Problem to work on -> Retype all of the listing exactly, passing over any picture you find.

Records shown ->
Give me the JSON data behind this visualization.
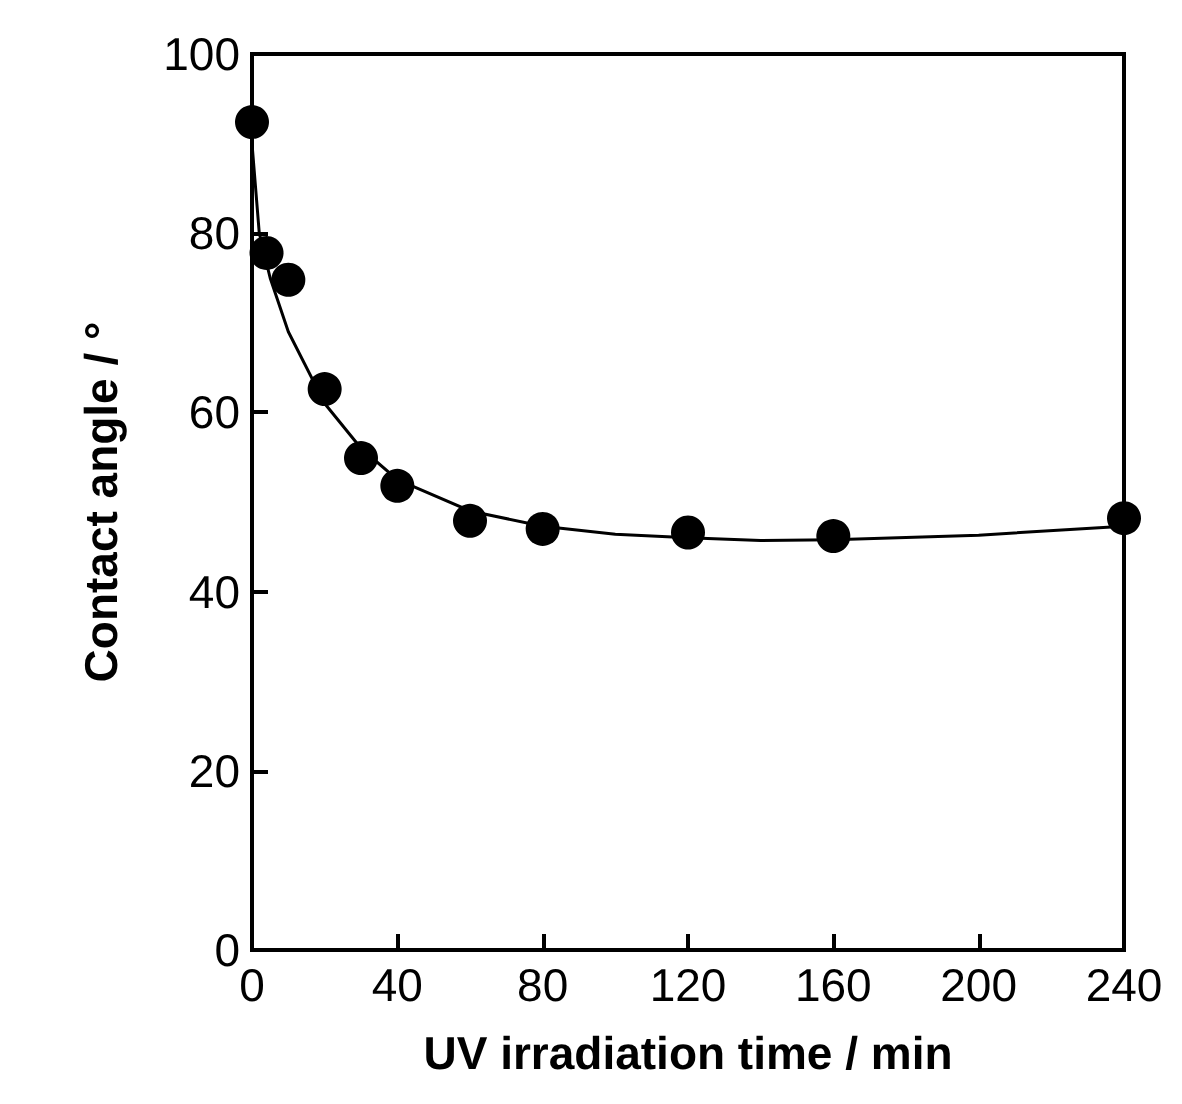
{
  "chart_data": {
    "type": "scatter",
    "xlabel": "UV irradiation time / min",
    "ylabel": "Contact angle / °",
    "xlim": [
      0,
      240
    ],
    "xticks": [
      0,
      40,
      80,
      120,
      160,
      200,
      240
    ],
    "ylim": [
      0,
      100
    ],
    "yticks": [
      0,
      20,
      40,
      60,
      80,
      100
    ],
    "grid": false,
    "series": [
      {
        "marker": "circle",
        "color": "#000000",
        "x": [
          0,
          4,
          10,
          20,
          30,
          40,
          60,
          80,
          120,
          160,
          240
        ],
        "values": [
          92.4,
          77.8,
          74.8,
          62.6,
          54.9,
          51.8,
          47.9,
          47.0,
          46.6,
          46.2,
          48.2
        ]
      },
      {
        "type": "line",
        "marker": "none",
        "line_style": "solid",
        "color": "#000000",
        "x": [
          0,
          2,
          5,
          10,
          20,
          30,
          40,
          60,
          80,
          100,
          120,
          140,
          160,
          200,
          240
        ],
        "values": [
          90,
          80,
          75,
          69,
          61,
          56,
          52.5,
          49,
          47.3,
          46.4,
          46,
          45.7,
          45.8,
          46.3,
          47.3
        ]
      }
    ]
  }
}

Right answer ->
Give me the JSON data behind this visualization.
{
  "chart_data": {
    "type": "scatter",
    "xlabel": "UV irradiation time / min",
    "ylabel": "Contact angle / °",
    "xlim": [
      0,
      240
    ],
    "xticks": [
      0,
      40,
      80,
      120,
      160,
      200,
      240
    ],
    "ylim": [
      0,
      100
    ],
    "yticks": [
      0,
      20,
      40,
      60,
      80,
      100
    ],
    "grid": false,
    "series": [
      {
        "marker": "circle",
        "color": "#000000",
        "x": [
          0,
          4,
          10,
          20,
          30,
          40,
          60,
          80,
          120,
          160,
          240
        ],
        "values": [
          92.4,
          77.8,
          74.8,
          62.6,
          54.9,
          51.8,
          47.9,
          47.0,
          46.6,
          46.2,
          48.2
        ]
      },
      {
        "type": "line",
        "marker": "none",
        "line_style": "solid",
        "color": "#000000",
        "x": [
          0,
          2,
          5,
          10,
          20,
          30,
          40,
          60,
          80,
          100,
          120,
          140,
          160,
          200,
          240
        ],
        "values": [
          90,
          80,
          75,
          69,
          61,
          56,
          52.5,
          49,
          47.3,
          46.4,
          46,
          45.7,
          45.8,
          46.3,
          47.3
        ]
      }
    ]
  }
}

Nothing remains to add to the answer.